## DIRECTIONS
Reproduce the records. Keep every word exact and include no images.

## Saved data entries
^^^^

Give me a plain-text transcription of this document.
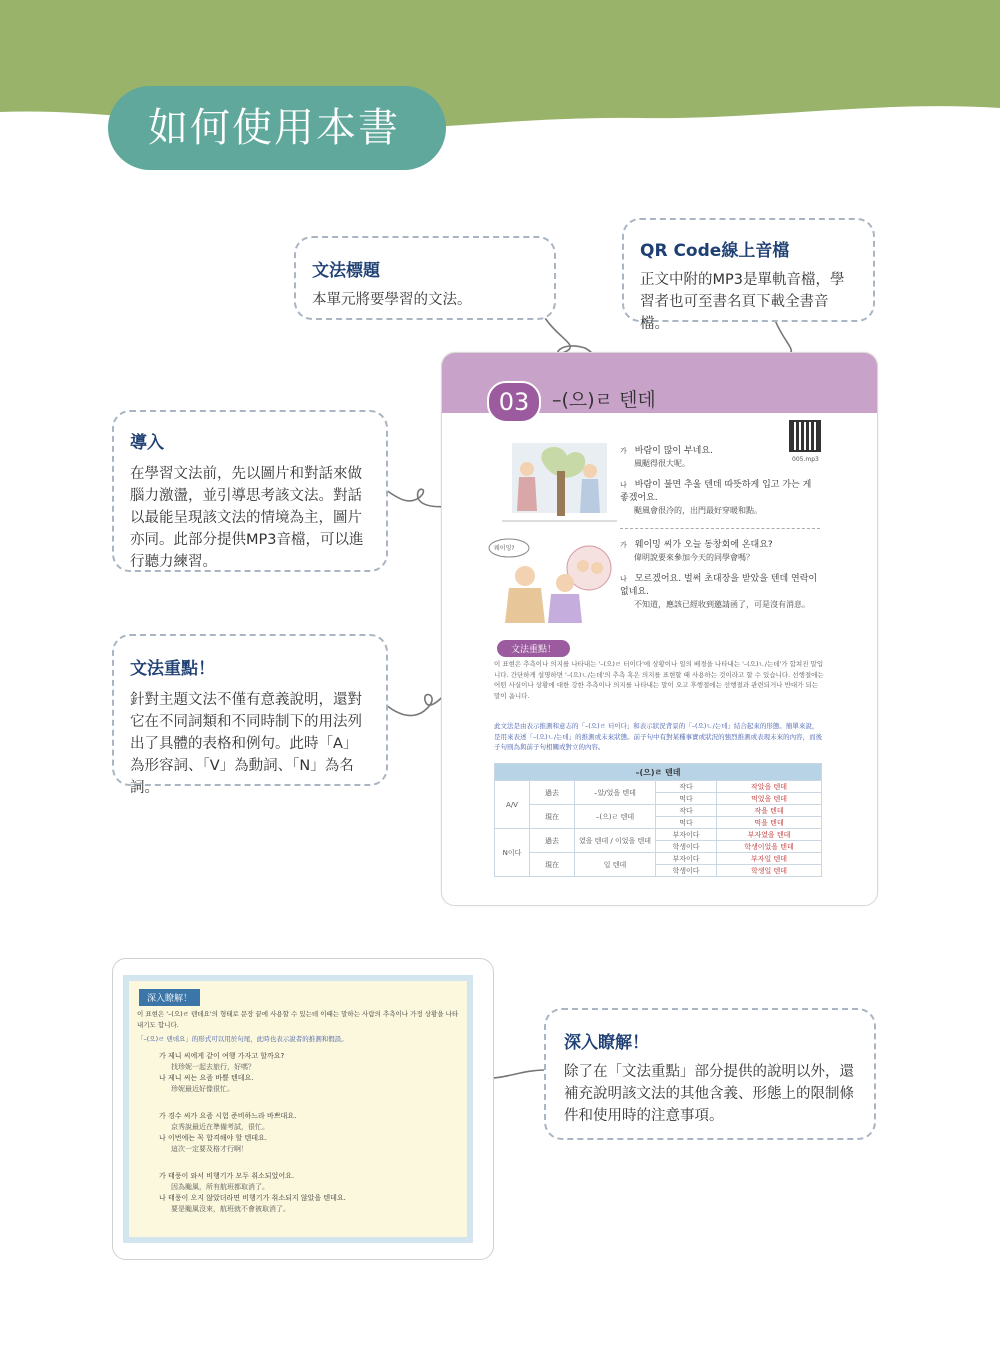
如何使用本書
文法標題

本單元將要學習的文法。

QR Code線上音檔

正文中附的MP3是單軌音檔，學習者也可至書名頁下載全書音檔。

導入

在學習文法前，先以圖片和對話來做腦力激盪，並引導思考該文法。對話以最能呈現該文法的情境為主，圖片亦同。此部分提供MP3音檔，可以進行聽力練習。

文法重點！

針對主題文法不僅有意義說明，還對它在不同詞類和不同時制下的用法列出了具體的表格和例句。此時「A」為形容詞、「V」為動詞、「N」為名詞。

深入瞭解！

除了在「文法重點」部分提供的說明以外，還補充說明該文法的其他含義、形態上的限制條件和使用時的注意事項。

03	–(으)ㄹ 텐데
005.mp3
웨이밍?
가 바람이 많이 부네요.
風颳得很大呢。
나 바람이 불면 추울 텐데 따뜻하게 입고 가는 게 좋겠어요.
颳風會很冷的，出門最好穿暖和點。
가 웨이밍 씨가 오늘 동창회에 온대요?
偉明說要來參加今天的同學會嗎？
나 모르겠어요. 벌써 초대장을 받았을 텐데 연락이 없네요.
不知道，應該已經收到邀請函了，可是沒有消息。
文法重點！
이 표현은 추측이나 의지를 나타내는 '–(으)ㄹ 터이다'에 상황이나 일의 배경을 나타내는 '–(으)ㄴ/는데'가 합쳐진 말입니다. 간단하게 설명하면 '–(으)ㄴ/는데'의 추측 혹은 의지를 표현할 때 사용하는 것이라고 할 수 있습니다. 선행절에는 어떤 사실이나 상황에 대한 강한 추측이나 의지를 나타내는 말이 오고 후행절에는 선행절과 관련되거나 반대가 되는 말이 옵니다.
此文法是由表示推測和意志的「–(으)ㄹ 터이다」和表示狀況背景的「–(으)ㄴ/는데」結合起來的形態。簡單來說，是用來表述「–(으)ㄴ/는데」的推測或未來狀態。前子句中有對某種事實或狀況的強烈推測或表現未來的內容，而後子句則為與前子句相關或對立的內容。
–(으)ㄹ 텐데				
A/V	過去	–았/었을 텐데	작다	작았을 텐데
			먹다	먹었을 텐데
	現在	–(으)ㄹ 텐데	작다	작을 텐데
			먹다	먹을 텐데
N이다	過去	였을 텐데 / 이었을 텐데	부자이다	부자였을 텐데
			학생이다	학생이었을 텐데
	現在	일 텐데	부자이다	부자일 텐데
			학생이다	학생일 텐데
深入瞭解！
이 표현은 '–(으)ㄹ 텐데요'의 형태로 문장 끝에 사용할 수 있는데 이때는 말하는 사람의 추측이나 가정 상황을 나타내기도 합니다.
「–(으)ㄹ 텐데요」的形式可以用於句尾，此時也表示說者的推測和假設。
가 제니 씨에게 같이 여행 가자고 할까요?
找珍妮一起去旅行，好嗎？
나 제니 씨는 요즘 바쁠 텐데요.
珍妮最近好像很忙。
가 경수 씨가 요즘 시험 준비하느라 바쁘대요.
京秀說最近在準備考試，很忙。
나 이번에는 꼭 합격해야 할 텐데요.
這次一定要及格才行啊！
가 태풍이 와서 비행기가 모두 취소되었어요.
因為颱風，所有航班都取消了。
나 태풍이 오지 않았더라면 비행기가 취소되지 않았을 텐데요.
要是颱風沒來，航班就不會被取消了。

^^^^

## EXERCISE RESULT
Give me a plain-text transcription of this document.
如何使用本書
文法標題

本單元將要學習的文法。

QR Code線上音檔

正文中附的MP3是單軌音檔，學習者也可至書名頁下載全書音檔。

導入

在學習文法前，先以圖片和對話來做腦力激盪，並引導思考該文法。對話以最能呈現該文法的情境為主，圖片亦同。此部分提供MP3音檔，可以進行聽力練習。

文法重點！

針對主題文法不僅有意義說明，還對它在不同詞類和不同時制下的用法列出了具體的表格和例句。此時「A」為形容詞、「V」為動詞、「N」為名詞。

深入瞭解！

除了在「文法重點」部分提供的說明以外，還補充說明該文法的其他含義、形態上的限制條件和使用時的注意事項。

03	–(으)ㄹ 텐데
005.mp3
웨이밍?
가 바람이 많이 부네요.
風颳得很大呢。
나 바람이 불면 추울 텐데 따뜻하게 입고 가는 게 좋겠어요.
颳風會很冷的，出門最好穿暖和點。
가 웨이밍 씨가 오늘 동창회에 온대요?
偉明說要來參加今天的同學會嗎？
나 모르겠어요. 벌써 초대장을 받았을 텐데 연락이 없네요.
不知道，應該已經收到邀請函了，可是沒有消息。
文法重點！
이 표현은 추측이나 의지를 나타내는 '–(으)ㄹ 터이다'에 상황이나 일의 배경을 나타내는 '–(으)ㄴ/는데'가 합쳐진 말입니다. 간단하게 설명하면 '–(으)ㄴ/는데'의 추측 혹은 의지를 표현할 때 사용하는 것이라고 할 수 있습니다. 선행절에는 어떤 사실이나 상황에 대한 강한 추측이나 의지를 나타내는 말이 오고 후행절에는 선행절과 관련되거나 반대가 되는 말이 옵니다.
此文法是由表示推測和意志的「–(으)ㄹ 터이다」和表示狀況背景的「–(으)ㄴ/는데」結合起來的形態。簡單來說，是用來表述「–(으)ㄴ/는데」的推測或未來狀態。前子句中有對某種事實或狀況的強烈推測或表現未來的內容，而後子句則為與前子句相關或對立的內容。
–(으)ㄹ 텐데				
A/V	過去	–았/었을 텐데	작다	작았을 텐데
			먹다	먹었을 텐데
	現在	–(으)ㄹ 텐데	작다	작을 텐데
			먹다	먹을 텐데
N이다	過去	였을 텐데 / 이었을 텐데	부자이다	부자였을 텐데
			학생이다	학생이었을 텐데
	現在	일 텐데	부자이다	부자일 텐데
			학생이다	학생일 텐데
深入瞭解！
이 표현은 '–(으)ㄹ 텐데요'의 형태로 문장 끝에 사용할 수 있는데 이때는 말하는 사람의 추측이나 가정 상황을 나타내기도 합니다.
「–(으)ㄹ 텐데요」的形式可以用於句尾，此時也表示說者的推測和假設。
가 제니 씨에게 같이 여행 가자고 할까요?
找珍妮一起去旅行，好嗎？
나 제니 씨는 요즘 바쁠 텐데요.
珍妮最近好像很忙。
가 경수 씨가 요즘 시험 준비하느라 바쁘대요.
京秀說最近在準備考試，很忙。
나 이번에는 꼭 합격해야 할 텐데요.
這次一定要及格才行啊！
가 태풍이 와서 비행기가 모두 취소되었어요.
因為颱風，所有航班都取消了。
나 태풍이 오지 않았더라면 비행기가 취소되지 않았을 텐데요.
要是颱風沒來，航班就不會被取消了。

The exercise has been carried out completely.